**TASK INSTRUCTIONS:** Restate the following data in its entirety, word for word and without images.

**MATERIALS PROVIDED:**
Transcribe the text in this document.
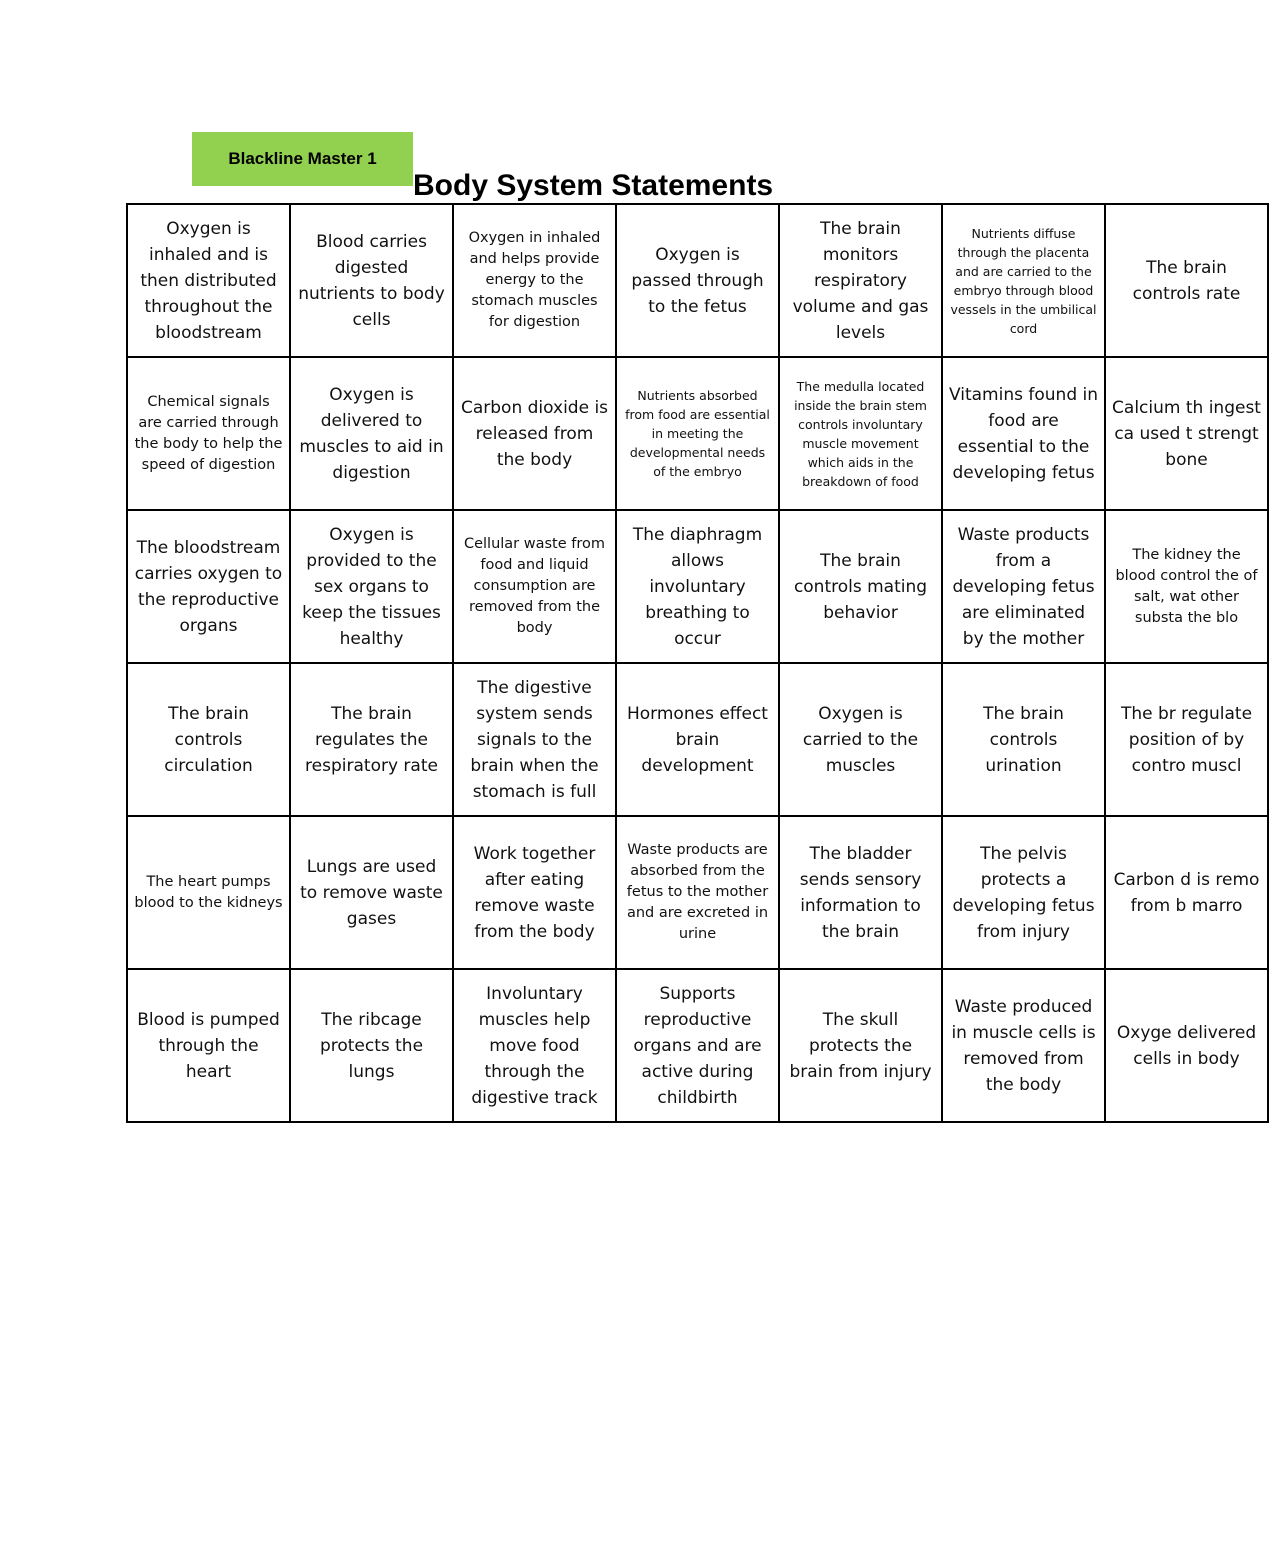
Blackline Master 1
Body System Statements
Oxygen is inhaled and is then distributed throughout the bloodstream	Blood carries digested nutrients to body cells	Oxygen in inhaled and helps provide energy to the stomach muscles for digestion	Oxygen is passed through to the fetus	The brain monitors respiratory volume and gas levels	Nutrients diffuse through the placenta and are carried to the embryo through blood vessels in the umbilical cord	The brain controls rate
Chemical signals are carried through the body to help the speed of digestion	Oxygen is delivered to muscles to aid in digestion	Carbon dioxide is released from the body	Nutrients absorbed from food are essential in meeting the developmental needs of the embryo	The medulla located inside the brain stem controls involuntary muscle movement which aids in the breakdown of food	Vitamins found in food are essential to the developing fetus	Calcium th ingest ca used t strengt bone
The bloodstream carries oxygen to the reproductive organs	Oxygen is provided to the sex organs to keep the tissues healthy	Cellular waste from food and liquid consumption are removed from the body	The diaphragm allows involuntary breathing to occur	The brain controls mating behavior	Waste products from a developing fetus are eliminated by the mother	The kidney the blood control the of salt, wat other substa the blo
The brain controls circulation	The brain regulates the respiratory rate	The digestive system sends signals to the brain when the stomach is full	Hormones effect brain development	Oxygen is carried to the muscles	The brain controls urination	The br regulate position of by contro muscl
The heart pumps blood to the kidneys	Lungs are used to remove waste gases	Work together after eating remove waste from the body	Waste products are absorbed from the fetus to the mother and are excreted in urine	The bladder sends sensory information to the brain	The pelvis protects a developing fetus from injury	Carbon d is remo from b marro
Blood is pumped through the heart	The ribcage protects the lungs	Involuntary muscles help move food through the digestive track	Supports reproductive organs and are active during childbirth	The skull protects the brain from injury	Waste produced in muscle cells is removed from the body	Oxyge delivered cells in body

**RESULT OF THIS EXERCISE:**
Transcribe the text in this document.
Blackline Master 1
Body System Statements
Oxygen is inhaled and is then distributed throughout the bloodstream	Blood carries digested nutrients to body cells	Oxygen in inhaled and helps provide energy to the stomach muscles for digestion	Oxygen is passed through to the fetus	The brain monitors respiratory volume and gas levels	Nutrients diffuse through the placenta and are carried to the embryo through blood vessels in the umbilical cord	The brain controls rate
Chemical signals are carried through the body to help the speed of digestion	Oxygen is delivered to muscles to aid in digestion	Carbon dioxide is released from the body	Nutrients absorbed from food are essential in meeting the developmental needs of the embryo	The medulla located inside the brain stem controls involuntary muscle movement which aids in the breakdown of food	Vitamins found in food are essential to the developing fetus	Calcium th ingest ca used t strengt bone
The bloodstream carries oxygen to the reproductive organs	Oxygen is provided to the sex organs to keep the tissues healthy	Cellular waste from food and liquid consumption are removed from the body	The diaphragm allows involuntary breathing to occur	The brain controls mating behavior	Waste products from a developing fetus are eliminated by the mother	The kidney the blood control the of salt, wat other substa the blo
The brain controls circulation	The brain regulates the respiratory rate	The digestive system sends signals to the brain when the stomach is full	Hormones effect brain development	Oxygen is carried to the muscles	The brain controls urination	The br regulate position of by contro muscl
The heart pumps blood to the kidneys	Lungs are used to remove waste gases	Work together after eating remove waste from the body	Waste products are absorbed from the fetus to the mother and are excreted in urine	The bladder sends sensory information to the brain	The pelvis protects a developing fetus from injury	Carbon d is remo from b marro
Blood is pumped through the heart	The ribcage protects the lungs	Involuntary muscles help move food through the digestive track	Supports reproductive organs and are active during childbirth	The skull protects the brain from injury	Waste produced in muscle cells is removed from the body	Oxyge delivered cells in body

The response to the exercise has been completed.